Stored dataset items:
══════════

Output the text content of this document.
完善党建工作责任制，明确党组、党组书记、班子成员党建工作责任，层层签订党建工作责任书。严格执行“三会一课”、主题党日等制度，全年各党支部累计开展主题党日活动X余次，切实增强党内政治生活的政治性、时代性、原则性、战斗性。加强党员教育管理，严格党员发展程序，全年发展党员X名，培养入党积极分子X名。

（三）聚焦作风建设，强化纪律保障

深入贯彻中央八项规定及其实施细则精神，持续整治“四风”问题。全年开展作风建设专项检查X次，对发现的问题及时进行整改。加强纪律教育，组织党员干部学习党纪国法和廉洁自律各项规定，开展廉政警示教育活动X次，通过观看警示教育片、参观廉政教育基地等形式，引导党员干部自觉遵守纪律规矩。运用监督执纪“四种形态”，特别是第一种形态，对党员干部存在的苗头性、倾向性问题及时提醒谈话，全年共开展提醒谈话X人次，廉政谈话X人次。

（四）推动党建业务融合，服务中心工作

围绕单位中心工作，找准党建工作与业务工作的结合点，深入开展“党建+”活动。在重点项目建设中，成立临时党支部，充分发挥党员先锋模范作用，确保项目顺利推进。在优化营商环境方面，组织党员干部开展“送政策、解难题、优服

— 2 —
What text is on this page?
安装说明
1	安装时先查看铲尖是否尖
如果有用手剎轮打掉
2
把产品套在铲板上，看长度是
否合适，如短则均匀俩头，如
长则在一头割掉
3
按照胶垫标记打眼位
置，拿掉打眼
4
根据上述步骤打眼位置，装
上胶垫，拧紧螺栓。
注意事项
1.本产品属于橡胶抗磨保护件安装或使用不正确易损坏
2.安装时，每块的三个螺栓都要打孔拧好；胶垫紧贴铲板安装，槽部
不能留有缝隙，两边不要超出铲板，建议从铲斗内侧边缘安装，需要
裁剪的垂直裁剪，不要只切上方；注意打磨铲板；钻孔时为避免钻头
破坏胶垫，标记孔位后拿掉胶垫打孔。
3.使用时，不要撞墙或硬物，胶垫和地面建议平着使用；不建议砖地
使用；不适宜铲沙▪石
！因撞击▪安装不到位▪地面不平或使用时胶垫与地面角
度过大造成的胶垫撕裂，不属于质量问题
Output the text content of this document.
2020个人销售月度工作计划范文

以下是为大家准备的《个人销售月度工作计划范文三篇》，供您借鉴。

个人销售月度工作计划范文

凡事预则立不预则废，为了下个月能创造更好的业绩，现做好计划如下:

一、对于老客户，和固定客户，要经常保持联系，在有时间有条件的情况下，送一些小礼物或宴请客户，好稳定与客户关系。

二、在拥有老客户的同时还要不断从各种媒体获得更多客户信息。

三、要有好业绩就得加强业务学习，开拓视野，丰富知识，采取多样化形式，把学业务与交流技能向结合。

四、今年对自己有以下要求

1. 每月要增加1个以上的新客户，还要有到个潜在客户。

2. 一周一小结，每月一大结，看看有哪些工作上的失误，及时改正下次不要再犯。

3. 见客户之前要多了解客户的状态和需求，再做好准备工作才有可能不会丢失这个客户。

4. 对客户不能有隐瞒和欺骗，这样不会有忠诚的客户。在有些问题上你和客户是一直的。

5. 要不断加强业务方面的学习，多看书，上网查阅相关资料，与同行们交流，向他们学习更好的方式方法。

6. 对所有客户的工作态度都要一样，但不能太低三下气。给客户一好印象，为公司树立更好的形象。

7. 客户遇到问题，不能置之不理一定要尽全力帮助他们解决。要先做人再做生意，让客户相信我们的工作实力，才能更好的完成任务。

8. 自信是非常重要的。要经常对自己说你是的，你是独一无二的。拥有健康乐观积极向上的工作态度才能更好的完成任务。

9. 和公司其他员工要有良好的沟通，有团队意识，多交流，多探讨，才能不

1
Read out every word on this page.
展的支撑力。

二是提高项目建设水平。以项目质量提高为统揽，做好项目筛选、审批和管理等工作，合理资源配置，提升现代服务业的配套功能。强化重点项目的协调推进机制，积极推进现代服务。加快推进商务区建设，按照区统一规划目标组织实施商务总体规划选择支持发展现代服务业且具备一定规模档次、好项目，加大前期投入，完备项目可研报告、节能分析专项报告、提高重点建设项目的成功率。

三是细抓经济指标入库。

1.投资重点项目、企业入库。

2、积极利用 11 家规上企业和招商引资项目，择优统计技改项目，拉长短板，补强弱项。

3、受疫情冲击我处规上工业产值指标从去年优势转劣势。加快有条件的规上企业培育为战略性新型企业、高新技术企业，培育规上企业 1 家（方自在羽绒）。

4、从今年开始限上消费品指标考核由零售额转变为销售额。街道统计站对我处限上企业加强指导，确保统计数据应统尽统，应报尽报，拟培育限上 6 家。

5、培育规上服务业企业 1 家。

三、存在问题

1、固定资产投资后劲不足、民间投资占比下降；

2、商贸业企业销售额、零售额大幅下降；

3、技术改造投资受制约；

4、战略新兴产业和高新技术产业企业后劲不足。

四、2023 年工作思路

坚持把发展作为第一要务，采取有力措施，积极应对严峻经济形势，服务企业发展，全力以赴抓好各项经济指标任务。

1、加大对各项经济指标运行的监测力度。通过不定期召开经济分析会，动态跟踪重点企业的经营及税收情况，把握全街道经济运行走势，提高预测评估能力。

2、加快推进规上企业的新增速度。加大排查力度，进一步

══════════

* OBJECTIVE
Each line above that holds the string "this" should be copied and shown.

* EXPECTED OUTPUT
Output the text content of this document.
What text is on this page?
Output the text content of this document.
Read out every word on this page.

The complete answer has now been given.